## DIRECTION
Sort through the entries below and pull out lines containing the word "this".

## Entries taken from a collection
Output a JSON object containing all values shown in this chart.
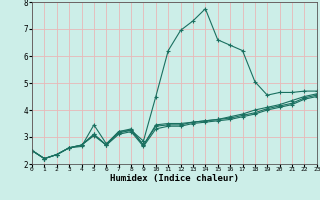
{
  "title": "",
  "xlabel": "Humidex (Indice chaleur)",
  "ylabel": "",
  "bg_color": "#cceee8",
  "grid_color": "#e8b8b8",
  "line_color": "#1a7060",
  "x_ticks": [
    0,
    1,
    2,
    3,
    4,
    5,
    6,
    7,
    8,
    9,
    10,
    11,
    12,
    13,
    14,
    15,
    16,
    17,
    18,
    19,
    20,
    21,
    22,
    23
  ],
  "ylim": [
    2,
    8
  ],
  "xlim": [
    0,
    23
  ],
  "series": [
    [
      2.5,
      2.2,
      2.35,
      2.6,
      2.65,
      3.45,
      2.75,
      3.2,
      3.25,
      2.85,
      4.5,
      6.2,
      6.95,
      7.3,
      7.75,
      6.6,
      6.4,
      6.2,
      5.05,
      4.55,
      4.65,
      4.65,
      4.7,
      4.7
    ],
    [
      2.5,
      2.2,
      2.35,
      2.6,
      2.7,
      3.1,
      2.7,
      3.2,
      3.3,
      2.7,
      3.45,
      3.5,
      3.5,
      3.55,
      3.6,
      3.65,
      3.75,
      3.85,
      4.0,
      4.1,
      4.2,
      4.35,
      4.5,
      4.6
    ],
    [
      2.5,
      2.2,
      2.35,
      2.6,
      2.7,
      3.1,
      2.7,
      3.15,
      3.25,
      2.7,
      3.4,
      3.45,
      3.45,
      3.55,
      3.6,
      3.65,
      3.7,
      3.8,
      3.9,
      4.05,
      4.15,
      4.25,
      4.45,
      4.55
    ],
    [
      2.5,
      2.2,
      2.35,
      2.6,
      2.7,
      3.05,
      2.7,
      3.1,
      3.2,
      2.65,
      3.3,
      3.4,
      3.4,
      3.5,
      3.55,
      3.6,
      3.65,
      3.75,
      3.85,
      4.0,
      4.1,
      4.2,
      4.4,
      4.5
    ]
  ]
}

...

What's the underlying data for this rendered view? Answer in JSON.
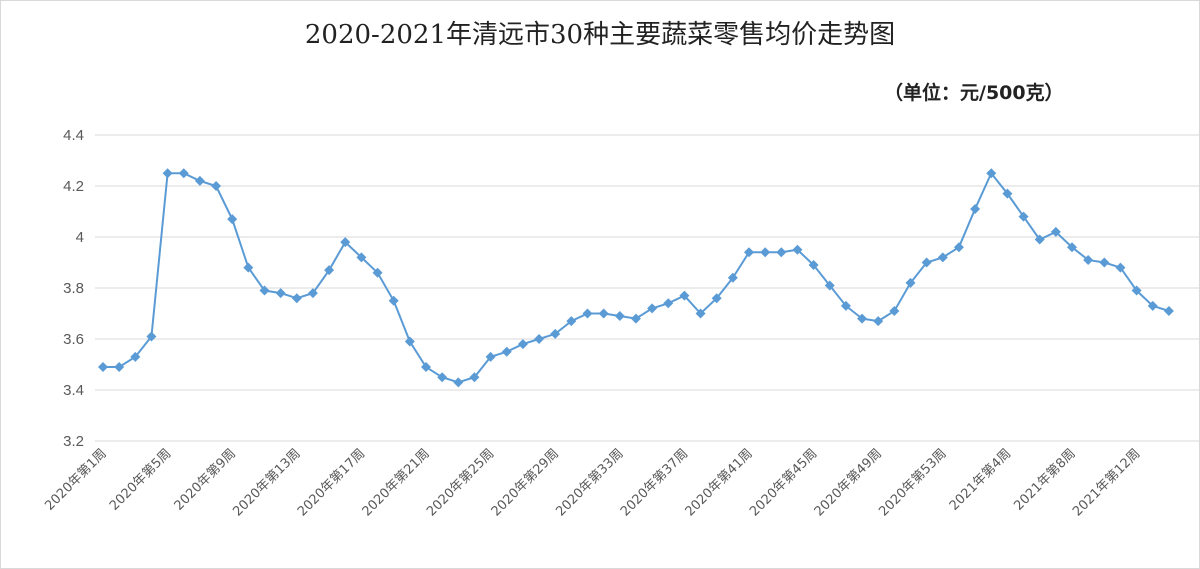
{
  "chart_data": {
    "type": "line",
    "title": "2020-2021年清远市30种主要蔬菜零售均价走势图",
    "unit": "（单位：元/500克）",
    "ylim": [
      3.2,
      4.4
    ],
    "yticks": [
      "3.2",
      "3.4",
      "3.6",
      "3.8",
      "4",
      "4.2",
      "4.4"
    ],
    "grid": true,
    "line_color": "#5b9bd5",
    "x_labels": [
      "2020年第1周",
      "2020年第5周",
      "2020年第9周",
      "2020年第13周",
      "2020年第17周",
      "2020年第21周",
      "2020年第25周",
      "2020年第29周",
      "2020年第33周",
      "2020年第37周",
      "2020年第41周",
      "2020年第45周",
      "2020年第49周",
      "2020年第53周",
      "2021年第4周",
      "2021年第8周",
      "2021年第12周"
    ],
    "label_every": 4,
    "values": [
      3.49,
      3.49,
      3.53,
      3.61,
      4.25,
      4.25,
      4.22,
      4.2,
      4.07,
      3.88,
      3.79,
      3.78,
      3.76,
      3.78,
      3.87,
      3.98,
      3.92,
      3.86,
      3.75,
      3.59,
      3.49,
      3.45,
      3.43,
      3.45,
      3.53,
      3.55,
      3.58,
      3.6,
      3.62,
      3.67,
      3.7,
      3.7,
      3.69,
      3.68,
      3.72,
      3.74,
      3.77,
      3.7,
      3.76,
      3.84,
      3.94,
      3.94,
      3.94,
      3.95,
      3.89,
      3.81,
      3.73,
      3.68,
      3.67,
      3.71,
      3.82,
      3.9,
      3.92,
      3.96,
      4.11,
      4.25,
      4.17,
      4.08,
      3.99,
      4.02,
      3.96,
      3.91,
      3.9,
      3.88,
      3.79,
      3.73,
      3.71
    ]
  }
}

## COMPLETE ANSWER
Output a JSON object containing all values shown in this chart.
What's the underlying data for this rendered view? Answer in JSON.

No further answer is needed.